▶ [Aim] Without omitting anything, retype the data that follows.

(Figure collection entries)
* * * * * * *

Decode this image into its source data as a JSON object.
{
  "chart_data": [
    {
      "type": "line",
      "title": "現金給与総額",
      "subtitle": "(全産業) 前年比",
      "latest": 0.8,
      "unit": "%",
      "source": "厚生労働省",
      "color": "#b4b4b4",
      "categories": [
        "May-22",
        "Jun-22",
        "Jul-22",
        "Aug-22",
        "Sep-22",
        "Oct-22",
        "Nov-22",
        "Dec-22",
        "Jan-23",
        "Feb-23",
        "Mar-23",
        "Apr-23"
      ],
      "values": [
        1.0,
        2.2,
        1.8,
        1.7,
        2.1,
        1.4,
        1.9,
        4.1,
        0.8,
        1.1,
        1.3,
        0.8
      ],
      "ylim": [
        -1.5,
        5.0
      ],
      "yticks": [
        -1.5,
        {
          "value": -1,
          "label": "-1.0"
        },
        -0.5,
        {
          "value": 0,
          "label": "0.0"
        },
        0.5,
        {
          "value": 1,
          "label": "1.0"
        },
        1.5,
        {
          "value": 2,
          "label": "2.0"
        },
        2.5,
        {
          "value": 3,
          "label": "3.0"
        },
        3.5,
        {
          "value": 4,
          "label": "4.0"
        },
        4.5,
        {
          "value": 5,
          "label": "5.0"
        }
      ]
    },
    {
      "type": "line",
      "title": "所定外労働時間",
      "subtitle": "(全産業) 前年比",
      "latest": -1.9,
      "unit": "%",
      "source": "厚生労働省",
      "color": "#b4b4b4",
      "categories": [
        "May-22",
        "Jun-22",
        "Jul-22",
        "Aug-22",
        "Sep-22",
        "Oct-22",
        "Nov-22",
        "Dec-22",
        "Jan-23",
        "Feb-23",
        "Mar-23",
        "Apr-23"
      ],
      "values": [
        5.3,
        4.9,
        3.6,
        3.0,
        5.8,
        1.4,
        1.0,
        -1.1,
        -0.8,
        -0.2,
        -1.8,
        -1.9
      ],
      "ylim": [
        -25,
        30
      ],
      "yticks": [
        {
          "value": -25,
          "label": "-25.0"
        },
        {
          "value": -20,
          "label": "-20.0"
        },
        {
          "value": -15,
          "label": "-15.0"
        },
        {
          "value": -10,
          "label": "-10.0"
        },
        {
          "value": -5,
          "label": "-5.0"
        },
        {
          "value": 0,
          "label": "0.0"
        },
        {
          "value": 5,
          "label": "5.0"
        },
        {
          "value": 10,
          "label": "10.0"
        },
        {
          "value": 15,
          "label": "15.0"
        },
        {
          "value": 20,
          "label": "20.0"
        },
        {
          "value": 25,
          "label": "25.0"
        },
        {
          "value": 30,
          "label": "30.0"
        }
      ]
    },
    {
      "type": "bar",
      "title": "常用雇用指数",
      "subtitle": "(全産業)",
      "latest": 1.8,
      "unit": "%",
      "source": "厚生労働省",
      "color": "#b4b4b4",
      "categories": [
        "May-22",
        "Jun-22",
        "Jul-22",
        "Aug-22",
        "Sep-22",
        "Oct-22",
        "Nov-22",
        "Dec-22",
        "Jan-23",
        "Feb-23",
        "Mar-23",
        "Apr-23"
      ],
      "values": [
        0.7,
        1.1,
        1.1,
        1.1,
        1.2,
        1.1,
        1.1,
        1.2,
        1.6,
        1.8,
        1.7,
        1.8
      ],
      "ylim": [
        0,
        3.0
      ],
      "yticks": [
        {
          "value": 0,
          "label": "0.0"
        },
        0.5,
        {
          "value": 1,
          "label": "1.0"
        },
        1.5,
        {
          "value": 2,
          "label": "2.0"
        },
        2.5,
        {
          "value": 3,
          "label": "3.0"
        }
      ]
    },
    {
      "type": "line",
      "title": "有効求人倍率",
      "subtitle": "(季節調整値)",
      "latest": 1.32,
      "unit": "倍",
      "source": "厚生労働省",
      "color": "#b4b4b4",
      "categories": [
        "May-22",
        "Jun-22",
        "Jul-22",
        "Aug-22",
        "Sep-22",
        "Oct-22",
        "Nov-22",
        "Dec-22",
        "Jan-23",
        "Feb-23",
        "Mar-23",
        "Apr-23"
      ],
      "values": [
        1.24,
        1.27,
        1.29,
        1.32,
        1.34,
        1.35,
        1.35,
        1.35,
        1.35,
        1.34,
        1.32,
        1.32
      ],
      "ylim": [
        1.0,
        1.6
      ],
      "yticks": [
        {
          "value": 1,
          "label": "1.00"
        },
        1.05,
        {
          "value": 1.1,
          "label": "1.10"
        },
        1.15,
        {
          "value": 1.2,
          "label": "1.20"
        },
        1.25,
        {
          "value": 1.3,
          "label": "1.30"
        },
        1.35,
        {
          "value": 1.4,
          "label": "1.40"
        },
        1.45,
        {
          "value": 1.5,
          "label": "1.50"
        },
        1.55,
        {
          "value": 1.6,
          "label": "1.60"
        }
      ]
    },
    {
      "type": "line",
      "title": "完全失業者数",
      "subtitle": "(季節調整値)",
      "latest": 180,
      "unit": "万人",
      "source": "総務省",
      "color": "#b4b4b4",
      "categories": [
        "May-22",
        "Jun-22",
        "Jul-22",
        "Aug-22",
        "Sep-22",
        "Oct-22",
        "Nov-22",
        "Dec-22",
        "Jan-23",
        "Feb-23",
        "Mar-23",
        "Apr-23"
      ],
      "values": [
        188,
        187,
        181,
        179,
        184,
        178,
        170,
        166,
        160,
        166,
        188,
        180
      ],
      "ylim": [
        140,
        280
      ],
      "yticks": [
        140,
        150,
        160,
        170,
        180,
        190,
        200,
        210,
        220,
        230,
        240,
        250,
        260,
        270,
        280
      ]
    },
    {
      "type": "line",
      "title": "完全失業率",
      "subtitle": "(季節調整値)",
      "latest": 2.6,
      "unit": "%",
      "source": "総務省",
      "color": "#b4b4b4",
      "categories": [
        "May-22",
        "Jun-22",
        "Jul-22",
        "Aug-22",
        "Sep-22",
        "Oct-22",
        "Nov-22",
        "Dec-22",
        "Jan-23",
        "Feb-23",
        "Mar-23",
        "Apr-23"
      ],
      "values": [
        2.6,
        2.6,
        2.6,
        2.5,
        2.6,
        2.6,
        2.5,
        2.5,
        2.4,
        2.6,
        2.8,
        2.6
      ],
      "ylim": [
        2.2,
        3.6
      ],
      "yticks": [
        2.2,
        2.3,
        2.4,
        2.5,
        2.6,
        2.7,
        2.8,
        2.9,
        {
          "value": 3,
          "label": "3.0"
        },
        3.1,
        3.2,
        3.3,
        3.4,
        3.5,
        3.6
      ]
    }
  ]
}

* * * * * * *

▶ [Written response]
Decode this image into its source data as a JSON object.
{
  "chart_data": [
    {
      "type": "line",
      "title": "現金給与総額",
      "subtitle": "(全産業) 前年比",
      "latest": 0.8,
      "unit": "%",
      "source": "厚生労働省",
      "color": "#b4b4b4",
      "categories": [
        "May-22",
        "Jun-22",
        "Jul-22",
        "Aug-22",
        "Sep-22",
        "Oct-22",
        "Nov-22",
        "Dec-22",
        "Jan-23",
        "Feb-23",
        "Mar-23",
        "Apr-23"
      ],
      "values": [
        1.0,
        2.2,
        1.8,
        1.7,
        2.1,
        1.4,
        1.9,
        4.1,
        0.8,
        1.1,
        1.3,
        0.8
      ],
      "ylim": [
        -1.5,
        5.0
      ],
      "yticks": [
        -1.5,
        {
          "value": -1,
          "label": "-1.0"
        },
        -0.5,
        {
          "value": 0,
          "label": "0.0"
        },
        0.5,
        {
          "value": 1,
          "label": "1.0"
        },
        1.5,
        {
          "value": 2,
          "label": "2.0"
        },
        2.5,
        {
          "value": 3,
          "label": "3.0"
        },
        3.5,
        {
          "value": 4,
          "label": "4.0"
        },
        4.5,
        {
          "value": 5,
          "label": "5.0"
        }
      ]
    },
    {
      "type": "line",
      "title": "所定外労働時間",
      "subtitle": "(全産業) 前年比",
      "latest": -1.9,
      "unit": "%",
      "source": "厚生労働省",
      "color": "#b4b4b4",
      "categories": [
        "May-22",
        "Jun-22",
        "Jul-22",
        "Aug-22",
        "Sep-22",
        "Oct-22",
        "Nov-22",
        "Dec-22",
        "Jan-23",
        "Feb-23",
        "Mar-23",
        "Apr-23"
      ],
      "values": [
        5.3,
        4.9,
        3.6,
        3.0,
        5.8,
        1.4,
        1.0,
        -1.1,
        -0.8,
        -0.2,
        -1.8,
        -1.9
      ],
      "ylim": [
        -25,
        30
      ],
      "yticks": [
        {
          "value": -25,
          "label": "-25.0"
        },
        {
          "value": -20,
          "label": "-20.0"
        },
        {
          "value": -15,
          "label": "-15.0"
        },
        {
          "value": -10,
          "label": "-10.0"
        },
        {
          "value": -5,
          "label": "-5.0"
        },
        {
          "value": 0,
          "label": "0.0"
        },
        {
          "value": 5,
          "label": "5.0"
        },
        {
          "value": 10,
          "label": "10.0"
        },
        {
          "value": 15,
          "label": "15.0"
        },
        {
          "value": 20,
          "label": "20.0"
        },
        {
          "value": 25,
          "label": "25.0"
        },
        {
          "value": 30,
          "label": "30.0"
        }
      ]
    },
    {
      "type": "bar",
      "title": "常用雇用指数",
      "subtitle": "(全産業)",
      "latest": 1.8,
      "unit": "%",
      "source": "厚生労働省",
      "color": "#b4b4b4",
      "categories": [
        "May-22",
        "Jun-22",
        "Jul-22",
        "Aug-22",
        "Sep-22",
        "Oct-22",
        "Nov-22",
        "Dec-22",
        "Jan-23",
        "Feb-23",
        "Mar-23",
        "Apr-23"
      ],
      "values": [
        0.7,
        1.1,
        1.1,
        1.1,
        1.2,
        1.1,
        1.1,
        1.2,
        1.6,
        1.8,
        1.7,
        1.8
      ],
      "ylim": [
        0,
        3.0
      ],
      "yticks": [
        {
          "value": 0,
          "label": "0.0"
        },
        0.5,
        {
          "value": 1,
          "label": "1.0"
        },
        1.5,
        {
          "value": 2,
          "label": "2.0"
        },
        2.5,
        {
          "value": 3,
          "label": "3.0"
        }
      ]
    },
    {
      "type": "line",
      "title": "有効求人倍率",
      "subtitle": "(季節調整値)",
      "latest": 1.32,
      "unit": "倍",
      "source": "厚生労働省",
      "color": "#b4b4b4",
      "categories": [
        "May-22",
        "Jun-22",
        "Jul-22",
        "Aug-22",
        "Sep-22",
        "Oct-22",
        "Nov-22",
        "Dec-22",
        "Jan-23",
        "Feb-23",
        "Mar-23",
        "Apr-23"
      ],
      "values": [
        1.24,
        1.27,
        1.29,
        1.32,
        1.34,
        1.35,
        1.35,
        1.35,
        1.35,
        1.34,
        1.32,
        1.32
      ],
      "ylim": [
        1.0,
        1.6
      ],
      "yticks": [
        {
          "value": 1,
          "label": "1.00"
        },
        1.05,
        {
          "value": 1.1,
          "label": "1.10"
        },
        1.15,
        {
          "value": 1.2,
          "label": "1.20"
        },
        1.25,
        {
          "value": 1.3,
          "label": "1.30"
        },
        1.35,
        {
          "value": 1.4,
          "label": "1.40"
        },
        1.45,
        {
          "value": 1.5,
          "label": "1.50"
        },
        1.55,
        {
          "value": 1.6,
          "label": "1.60"
        }
      ]
    },
    {
      "type": "line",
      "title": "完全失業者数",
      "subtitle": "(季節調整値)",
      "latest": 180,
      "unit": "万人",
      "source": "総務省",
      "color": "#b4b4b4",
      "categories": [
        "May-22",
        "Jun-22",
        "Jul-22",
        "Aug-22",
        "Sep-22",
        "Oct-22",
        "Nov-22",
        "Dec-22",
        "Jan-23",
        "Feb-23",
        "Mar-23",
        "Apr-23"
      ],
      "values": [
        188,
        187,
        181,
        179,
        184,
        178,
        170,
        166,
        160,
        166,
        188,
        180
      ],
      "ylim": [
        140,
        280
      ],
      "yticks": [
        140,
        150,
        160,
        170,
        180,
        190,
        200,
        210,
        220,
        230,
        240,
        250,
        260,
        270,
        280
      ]
    },
    {
      "type": "line",
      "title": "完全失業率",
      "subtitle": "(季節調整値)",
      "latest": 2.6,
      "unit": "%",
      "source": "総務省",
      "color": "#b4b4b4",
      "categories": [
        "May-22",
        "Jun-22",
        "Jul-22",
        "Aug-22",
        "Sep-22",
        "Oct-22",
        "Nov-22",
        "Dec-22",
        "Jan-23",
        "Feb-23",
        "Mar-23",
        "Apr-23"
      ],
      "values": [
        2.6,
        2.6,
        2.6,
        2.5,
        2.6,
        2.6,
        2.5,
        2.5,
        2.4,
        2.6,
        2.8,
        2.6
      ],
      "ylim": [
        2.2,
        3.6
      ],
      "yticks": [
        2.2,
        2.3,
        2.4,
        2.5,
        2.6,
        2.7,
        2.8,
        2.9,
        {
          "value": 3,
          "label": "3.0"
        },
        3.1,
        3.2,
        3.3,
        3.4,
        3.5,
        3.6
      ]
    }
  ]
}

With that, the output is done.